▶ **Task to carry out**: Return all of the data exactly as given.

(Dataset rows about figures)
-=-=-

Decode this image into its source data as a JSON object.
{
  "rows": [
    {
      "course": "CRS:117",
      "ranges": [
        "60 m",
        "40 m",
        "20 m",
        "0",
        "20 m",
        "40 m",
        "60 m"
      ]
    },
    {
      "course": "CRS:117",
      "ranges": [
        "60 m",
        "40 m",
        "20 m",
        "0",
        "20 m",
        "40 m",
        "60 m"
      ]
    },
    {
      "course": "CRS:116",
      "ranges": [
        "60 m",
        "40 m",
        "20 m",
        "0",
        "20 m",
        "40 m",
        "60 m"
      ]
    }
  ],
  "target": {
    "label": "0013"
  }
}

-=-=-

▶ **Result of this exercise**:
Decode this image into its source data as a JSON object.
{
  "rows": [
    {
      "course": "CRS:117",
      "ranges": [
        "60 m",
        "40 m",
        "20 m",
        "0",
        "20 m",
        "40 m",
        "60 m"
      ]
    },
    {
      "course": "CRS:117",
      "ranges": [
        "60 m",
        "40 m",
        "20 m",
        "0",
        "20 m",
        "40 m",
        "60 m"
      ]
    },
    {
      "course": "CRS:116",
      "ranges": [
        "60 m",
        "40 m",
        "20 m",
        "0",
        "20 m",
        "40 m",
        "60 m"
      ]
    }
  ],
  "target": {
    "label": "0013"
  }
}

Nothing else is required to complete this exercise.